• **WHAT YOU SHOULD DO**:
Gather every line holding the string "find".
^^^^^^^^^^^^^^^^
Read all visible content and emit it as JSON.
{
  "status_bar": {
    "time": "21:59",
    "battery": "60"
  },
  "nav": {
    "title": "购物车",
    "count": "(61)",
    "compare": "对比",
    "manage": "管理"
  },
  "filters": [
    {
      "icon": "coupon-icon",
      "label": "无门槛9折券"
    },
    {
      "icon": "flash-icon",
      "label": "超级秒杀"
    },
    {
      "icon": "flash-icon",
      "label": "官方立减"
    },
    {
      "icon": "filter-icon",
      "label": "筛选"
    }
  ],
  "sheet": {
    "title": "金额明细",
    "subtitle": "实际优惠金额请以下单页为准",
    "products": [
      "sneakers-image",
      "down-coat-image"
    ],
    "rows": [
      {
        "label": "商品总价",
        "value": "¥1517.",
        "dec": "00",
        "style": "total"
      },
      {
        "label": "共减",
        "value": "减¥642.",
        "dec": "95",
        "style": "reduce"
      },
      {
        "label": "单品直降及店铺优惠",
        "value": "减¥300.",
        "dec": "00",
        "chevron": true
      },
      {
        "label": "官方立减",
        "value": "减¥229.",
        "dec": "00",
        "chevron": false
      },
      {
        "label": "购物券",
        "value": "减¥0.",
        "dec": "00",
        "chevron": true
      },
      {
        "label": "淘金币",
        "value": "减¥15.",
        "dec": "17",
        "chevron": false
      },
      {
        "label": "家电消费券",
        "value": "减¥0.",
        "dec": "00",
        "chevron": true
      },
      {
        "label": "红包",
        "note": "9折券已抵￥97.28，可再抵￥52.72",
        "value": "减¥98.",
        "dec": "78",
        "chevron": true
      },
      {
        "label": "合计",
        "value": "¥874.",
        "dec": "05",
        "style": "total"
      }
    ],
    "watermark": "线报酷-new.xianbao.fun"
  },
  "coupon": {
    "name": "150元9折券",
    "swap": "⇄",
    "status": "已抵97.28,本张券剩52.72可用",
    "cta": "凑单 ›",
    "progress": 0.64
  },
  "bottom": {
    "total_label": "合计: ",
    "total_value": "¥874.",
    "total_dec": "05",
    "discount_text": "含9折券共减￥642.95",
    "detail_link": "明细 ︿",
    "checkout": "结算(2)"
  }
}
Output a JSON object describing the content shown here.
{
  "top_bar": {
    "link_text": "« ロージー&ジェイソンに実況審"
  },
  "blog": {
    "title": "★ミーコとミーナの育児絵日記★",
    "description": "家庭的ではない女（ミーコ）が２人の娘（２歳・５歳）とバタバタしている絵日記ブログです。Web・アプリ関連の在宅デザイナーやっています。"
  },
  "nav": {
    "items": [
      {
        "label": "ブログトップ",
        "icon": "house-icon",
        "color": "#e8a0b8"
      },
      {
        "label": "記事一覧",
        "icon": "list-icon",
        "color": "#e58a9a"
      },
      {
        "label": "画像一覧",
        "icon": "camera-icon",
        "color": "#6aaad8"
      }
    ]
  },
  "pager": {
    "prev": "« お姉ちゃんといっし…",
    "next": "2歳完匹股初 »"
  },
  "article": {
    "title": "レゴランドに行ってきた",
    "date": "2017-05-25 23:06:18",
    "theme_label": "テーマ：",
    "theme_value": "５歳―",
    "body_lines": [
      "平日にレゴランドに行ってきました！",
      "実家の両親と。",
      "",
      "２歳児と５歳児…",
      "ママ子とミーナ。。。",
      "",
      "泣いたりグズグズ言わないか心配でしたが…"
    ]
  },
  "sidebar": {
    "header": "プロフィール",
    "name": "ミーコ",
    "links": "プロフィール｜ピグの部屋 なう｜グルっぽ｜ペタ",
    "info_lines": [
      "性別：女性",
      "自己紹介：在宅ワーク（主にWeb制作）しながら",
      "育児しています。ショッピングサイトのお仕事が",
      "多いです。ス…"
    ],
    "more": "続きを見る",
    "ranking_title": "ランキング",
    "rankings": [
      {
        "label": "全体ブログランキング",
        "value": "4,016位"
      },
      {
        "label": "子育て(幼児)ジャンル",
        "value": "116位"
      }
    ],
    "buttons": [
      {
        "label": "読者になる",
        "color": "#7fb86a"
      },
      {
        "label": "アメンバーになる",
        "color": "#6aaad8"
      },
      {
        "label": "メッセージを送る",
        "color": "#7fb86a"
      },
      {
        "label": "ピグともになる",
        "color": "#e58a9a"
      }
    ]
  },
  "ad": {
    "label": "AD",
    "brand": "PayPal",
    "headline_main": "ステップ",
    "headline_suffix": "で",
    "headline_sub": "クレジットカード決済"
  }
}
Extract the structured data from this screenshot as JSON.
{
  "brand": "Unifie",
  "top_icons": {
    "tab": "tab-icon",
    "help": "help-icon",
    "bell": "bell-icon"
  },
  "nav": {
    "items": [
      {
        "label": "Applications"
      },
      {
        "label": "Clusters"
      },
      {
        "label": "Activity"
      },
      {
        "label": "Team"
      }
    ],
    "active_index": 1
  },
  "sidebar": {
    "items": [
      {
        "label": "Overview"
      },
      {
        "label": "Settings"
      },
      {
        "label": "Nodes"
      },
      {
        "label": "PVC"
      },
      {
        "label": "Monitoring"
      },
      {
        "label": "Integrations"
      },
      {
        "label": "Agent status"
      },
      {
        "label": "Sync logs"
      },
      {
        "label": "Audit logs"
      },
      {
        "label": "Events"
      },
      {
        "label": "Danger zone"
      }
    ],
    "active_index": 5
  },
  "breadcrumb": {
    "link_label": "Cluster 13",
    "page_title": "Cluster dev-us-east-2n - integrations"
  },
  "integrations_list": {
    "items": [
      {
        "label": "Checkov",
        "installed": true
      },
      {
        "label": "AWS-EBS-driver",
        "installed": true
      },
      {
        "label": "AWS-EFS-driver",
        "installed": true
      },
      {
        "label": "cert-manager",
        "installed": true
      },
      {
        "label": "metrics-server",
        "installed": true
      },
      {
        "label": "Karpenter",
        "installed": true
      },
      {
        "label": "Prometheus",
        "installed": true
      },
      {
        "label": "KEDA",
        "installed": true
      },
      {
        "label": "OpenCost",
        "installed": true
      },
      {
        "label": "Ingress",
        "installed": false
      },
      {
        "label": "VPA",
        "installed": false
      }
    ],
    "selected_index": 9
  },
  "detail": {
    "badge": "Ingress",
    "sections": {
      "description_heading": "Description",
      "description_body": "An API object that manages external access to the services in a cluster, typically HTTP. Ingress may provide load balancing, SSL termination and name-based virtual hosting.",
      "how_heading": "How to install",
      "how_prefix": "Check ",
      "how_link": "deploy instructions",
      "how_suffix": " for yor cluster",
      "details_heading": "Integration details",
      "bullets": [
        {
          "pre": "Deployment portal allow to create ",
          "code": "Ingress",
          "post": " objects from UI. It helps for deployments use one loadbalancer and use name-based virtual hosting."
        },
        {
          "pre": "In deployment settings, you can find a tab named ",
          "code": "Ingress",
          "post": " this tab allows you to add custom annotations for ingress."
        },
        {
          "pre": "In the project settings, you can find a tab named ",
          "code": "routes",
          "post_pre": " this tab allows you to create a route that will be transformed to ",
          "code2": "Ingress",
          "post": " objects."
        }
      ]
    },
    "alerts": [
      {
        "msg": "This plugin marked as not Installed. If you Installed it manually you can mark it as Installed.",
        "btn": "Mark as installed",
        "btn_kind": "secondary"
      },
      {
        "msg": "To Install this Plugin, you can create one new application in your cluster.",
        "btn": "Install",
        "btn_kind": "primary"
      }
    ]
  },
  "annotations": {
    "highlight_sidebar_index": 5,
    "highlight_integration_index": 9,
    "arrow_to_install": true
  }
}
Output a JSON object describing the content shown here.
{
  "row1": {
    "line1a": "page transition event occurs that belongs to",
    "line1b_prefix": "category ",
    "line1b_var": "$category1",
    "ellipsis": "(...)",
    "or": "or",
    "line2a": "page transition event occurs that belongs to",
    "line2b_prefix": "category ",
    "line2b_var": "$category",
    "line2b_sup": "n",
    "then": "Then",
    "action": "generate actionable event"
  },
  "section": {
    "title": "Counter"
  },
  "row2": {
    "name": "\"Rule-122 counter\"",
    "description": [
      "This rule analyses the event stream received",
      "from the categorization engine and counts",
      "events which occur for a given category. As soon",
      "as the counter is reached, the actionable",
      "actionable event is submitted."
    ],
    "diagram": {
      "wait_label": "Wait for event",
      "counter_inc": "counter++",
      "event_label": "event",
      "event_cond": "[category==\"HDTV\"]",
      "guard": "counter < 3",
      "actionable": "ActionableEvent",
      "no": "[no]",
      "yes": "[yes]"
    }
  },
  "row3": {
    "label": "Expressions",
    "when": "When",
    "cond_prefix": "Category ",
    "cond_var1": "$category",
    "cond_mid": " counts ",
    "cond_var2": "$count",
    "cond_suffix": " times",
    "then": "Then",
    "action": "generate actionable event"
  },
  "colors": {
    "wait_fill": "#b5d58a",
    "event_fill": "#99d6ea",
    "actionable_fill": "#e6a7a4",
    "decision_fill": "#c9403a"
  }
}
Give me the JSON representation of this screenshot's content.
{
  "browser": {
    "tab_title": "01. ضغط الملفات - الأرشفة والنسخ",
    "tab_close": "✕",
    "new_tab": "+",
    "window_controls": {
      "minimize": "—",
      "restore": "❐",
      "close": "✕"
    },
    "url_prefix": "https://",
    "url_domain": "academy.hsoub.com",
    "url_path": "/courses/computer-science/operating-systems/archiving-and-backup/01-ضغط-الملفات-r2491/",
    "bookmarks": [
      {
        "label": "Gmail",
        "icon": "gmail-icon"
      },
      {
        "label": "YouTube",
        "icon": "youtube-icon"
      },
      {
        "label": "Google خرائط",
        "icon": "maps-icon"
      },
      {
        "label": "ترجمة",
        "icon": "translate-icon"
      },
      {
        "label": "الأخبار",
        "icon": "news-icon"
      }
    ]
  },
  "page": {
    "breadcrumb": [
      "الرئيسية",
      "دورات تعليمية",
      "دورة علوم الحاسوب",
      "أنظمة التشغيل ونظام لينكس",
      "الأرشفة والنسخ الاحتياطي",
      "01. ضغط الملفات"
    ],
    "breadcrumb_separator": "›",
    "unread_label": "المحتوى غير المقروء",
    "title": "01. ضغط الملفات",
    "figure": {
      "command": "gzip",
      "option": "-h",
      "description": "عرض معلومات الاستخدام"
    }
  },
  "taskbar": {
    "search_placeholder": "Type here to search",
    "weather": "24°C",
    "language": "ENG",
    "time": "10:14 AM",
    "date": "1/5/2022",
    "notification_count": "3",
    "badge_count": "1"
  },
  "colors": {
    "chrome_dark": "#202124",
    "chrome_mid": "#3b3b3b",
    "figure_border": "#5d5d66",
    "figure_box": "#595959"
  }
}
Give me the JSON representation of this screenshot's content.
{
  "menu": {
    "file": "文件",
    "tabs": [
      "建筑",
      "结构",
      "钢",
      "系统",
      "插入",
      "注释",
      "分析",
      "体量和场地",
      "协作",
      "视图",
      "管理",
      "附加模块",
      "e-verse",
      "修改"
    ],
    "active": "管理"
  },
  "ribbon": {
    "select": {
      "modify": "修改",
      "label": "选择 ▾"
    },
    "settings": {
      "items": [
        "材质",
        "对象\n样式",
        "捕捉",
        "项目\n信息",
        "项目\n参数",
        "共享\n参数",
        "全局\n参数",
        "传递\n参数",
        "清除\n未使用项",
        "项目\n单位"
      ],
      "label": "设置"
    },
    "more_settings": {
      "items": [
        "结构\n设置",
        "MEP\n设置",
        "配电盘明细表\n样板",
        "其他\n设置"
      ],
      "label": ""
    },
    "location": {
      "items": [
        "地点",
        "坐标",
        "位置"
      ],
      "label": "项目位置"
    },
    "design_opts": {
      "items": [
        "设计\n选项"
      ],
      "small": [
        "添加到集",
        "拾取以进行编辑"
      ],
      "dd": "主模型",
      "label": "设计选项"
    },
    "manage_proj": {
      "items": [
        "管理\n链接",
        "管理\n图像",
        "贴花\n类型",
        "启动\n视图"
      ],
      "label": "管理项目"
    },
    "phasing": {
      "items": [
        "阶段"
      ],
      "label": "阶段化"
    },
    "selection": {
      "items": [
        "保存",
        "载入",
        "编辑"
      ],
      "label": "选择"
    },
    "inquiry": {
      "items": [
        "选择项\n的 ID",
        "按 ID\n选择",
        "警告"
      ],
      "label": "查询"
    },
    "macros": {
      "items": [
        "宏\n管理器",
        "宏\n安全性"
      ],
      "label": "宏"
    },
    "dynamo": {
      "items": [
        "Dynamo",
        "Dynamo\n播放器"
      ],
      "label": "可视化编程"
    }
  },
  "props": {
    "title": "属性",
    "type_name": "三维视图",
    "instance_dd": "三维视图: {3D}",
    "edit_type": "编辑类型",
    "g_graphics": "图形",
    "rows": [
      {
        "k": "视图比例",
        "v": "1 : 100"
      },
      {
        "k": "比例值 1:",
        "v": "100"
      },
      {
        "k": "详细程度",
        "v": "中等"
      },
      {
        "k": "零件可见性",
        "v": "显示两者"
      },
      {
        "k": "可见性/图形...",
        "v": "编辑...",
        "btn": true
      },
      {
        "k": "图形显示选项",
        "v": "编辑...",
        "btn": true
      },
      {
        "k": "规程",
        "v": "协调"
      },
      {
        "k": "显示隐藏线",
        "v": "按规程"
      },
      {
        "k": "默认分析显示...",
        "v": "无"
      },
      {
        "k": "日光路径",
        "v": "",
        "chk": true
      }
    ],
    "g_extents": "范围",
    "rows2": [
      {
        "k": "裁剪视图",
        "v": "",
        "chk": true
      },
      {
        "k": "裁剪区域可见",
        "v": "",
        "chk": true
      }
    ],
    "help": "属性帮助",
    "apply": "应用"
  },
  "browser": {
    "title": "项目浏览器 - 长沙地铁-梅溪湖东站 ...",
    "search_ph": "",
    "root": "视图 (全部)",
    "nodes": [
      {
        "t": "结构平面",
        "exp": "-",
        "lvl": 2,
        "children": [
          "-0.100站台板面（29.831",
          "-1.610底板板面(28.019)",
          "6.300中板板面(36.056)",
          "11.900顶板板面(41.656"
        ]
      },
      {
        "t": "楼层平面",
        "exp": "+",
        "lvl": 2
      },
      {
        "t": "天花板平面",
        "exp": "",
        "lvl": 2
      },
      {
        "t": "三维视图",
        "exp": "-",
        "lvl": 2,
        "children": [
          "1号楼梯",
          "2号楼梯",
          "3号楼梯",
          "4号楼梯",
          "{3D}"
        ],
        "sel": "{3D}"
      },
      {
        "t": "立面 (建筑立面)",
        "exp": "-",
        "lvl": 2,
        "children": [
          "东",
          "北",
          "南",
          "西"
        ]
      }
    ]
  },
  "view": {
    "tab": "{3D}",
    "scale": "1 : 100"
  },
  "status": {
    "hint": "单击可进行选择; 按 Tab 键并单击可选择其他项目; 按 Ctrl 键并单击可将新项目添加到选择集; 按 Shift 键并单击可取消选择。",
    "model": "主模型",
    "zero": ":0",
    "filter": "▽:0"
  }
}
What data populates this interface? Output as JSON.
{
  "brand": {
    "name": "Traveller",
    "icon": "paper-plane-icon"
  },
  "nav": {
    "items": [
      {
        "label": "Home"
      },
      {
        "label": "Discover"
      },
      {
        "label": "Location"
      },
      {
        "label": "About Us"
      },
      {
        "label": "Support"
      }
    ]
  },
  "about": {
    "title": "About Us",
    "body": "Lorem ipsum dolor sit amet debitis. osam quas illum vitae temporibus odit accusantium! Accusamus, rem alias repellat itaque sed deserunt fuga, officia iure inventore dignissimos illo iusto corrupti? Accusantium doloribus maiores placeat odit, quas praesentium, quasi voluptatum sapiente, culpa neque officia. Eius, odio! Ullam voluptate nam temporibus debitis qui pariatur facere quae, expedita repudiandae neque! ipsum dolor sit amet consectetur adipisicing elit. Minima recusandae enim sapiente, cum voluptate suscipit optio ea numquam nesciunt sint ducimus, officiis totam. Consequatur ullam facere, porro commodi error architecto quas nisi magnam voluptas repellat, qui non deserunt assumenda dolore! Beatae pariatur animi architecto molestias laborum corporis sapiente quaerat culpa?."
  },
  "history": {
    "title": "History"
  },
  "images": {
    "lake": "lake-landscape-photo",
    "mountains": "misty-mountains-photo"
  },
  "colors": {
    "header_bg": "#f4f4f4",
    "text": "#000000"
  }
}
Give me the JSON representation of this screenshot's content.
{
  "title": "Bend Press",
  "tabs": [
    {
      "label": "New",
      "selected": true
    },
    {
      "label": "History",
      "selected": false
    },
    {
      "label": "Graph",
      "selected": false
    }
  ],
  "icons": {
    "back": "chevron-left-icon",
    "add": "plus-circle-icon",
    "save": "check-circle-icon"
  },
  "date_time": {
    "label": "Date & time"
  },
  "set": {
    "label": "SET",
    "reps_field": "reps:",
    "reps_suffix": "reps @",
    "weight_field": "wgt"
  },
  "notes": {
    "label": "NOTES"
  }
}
^^^^^^^^^^^^^^^^
• **CORRECT RESULT**:
          "pre": "In deployment settings, you can find a tab named ",
          "pre": "In the project settings, you can find a tab named ",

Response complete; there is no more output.